### The problem
Write the records below out in full, character for character, with no pictures.

### Data extract
···

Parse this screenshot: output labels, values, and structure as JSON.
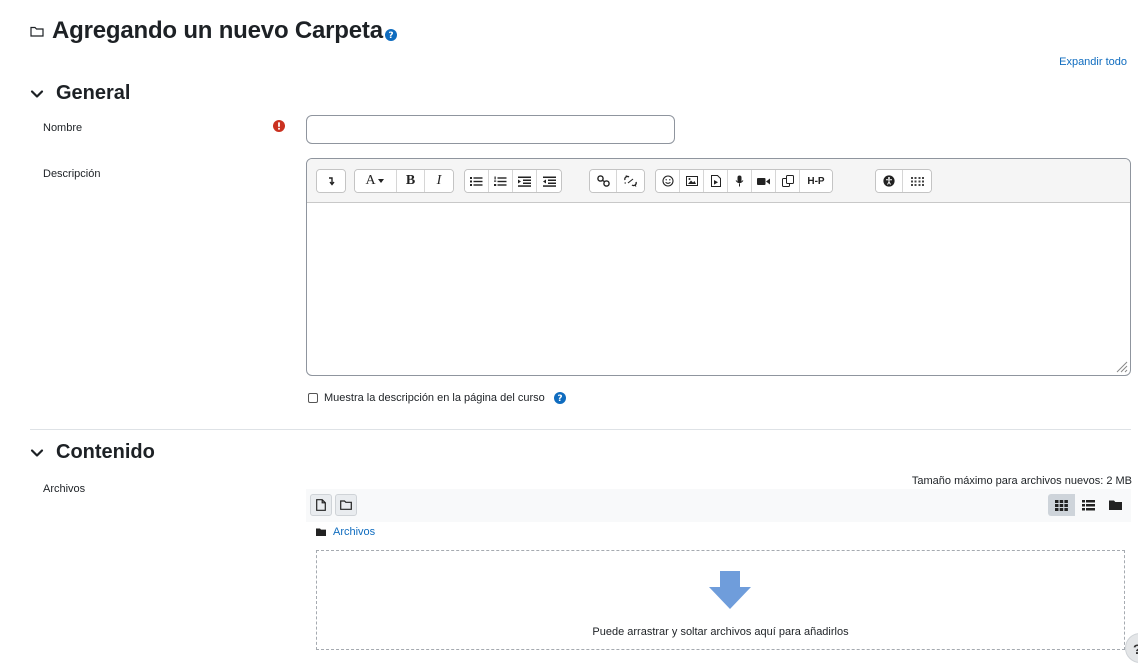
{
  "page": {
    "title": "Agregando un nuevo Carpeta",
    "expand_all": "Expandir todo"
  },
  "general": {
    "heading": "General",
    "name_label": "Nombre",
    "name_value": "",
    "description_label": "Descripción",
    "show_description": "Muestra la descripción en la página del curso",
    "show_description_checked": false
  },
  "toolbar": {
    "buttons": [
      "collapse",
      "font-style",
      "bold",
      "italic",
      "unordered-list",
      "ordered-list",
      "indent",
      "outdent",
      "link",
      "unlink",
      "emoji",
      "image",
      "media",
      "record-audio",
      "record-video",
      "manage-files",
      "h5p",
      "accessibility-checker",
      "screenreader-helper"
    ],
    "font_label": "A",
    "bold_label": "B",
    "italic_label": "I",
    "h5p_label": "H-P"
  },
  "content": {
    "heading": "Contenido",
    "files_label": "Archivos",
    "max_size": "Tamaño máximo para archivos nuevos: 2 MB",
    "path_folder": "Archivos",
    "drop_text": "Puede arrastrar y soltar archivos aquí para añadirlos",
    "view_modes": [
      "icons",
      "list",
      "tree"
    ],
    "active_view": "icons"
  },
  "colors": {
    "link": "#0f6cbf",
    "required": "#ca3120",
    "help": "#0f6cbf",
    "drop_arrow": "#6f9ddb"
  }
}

···

### Worked solution
Parse this screenshot: output labels, values, and structure as JSON.
{
  "page": {
    "title": "Agregando un nuevo Carpeta",
    "expand_all": "Expandir todo"
  },
  "general": {
    "heading": "General",
    "name_label": "Nombre",
    "name_value": "",
    "description_label": "Descripción",
    "show_description": "Muestra la descripción en la página del curso",
    "show_description_checked": false
  },
  "toolbar": {
    "buttons": [
      "collapse",
      "font-style",
      "bold",
      "italic",
      "unordered-list",
      "ordered-list",
      "indent",
      "outdent",
      "link",
      "unlink",
      "emoji",
      "image",
      "media",
      "record-audio",
      "record-video",
      "manage-files",
      "h5p",
      "accessibility-checker",
      "screenreader-helper"
    ],
    "font_label": "A",
    "bold_label": "B",
    "italic_label": "I",
    "h5p_label": "H-P"
  },
  "content": {
    "heading": "Contenido",
    "files_label": "Archivos",
    "max_size": "Tamaño máximo para archivos nuevos: 2 MB",
    "path_folder": "Archivos",
    "drop_text": "Puede arrastrar y soltar archivos aquí para añadirlos",
    "view_modes": [
      "icons",
      "list",
      "tree"
    ],
    "active_view": "icons"
  },
  "colors": {
    "link": "#0f6cbf",
    "required": "#ca3120",
    "help": "#0f6cbf",
    "drop_arrow": "#6f9ddb"
  }
}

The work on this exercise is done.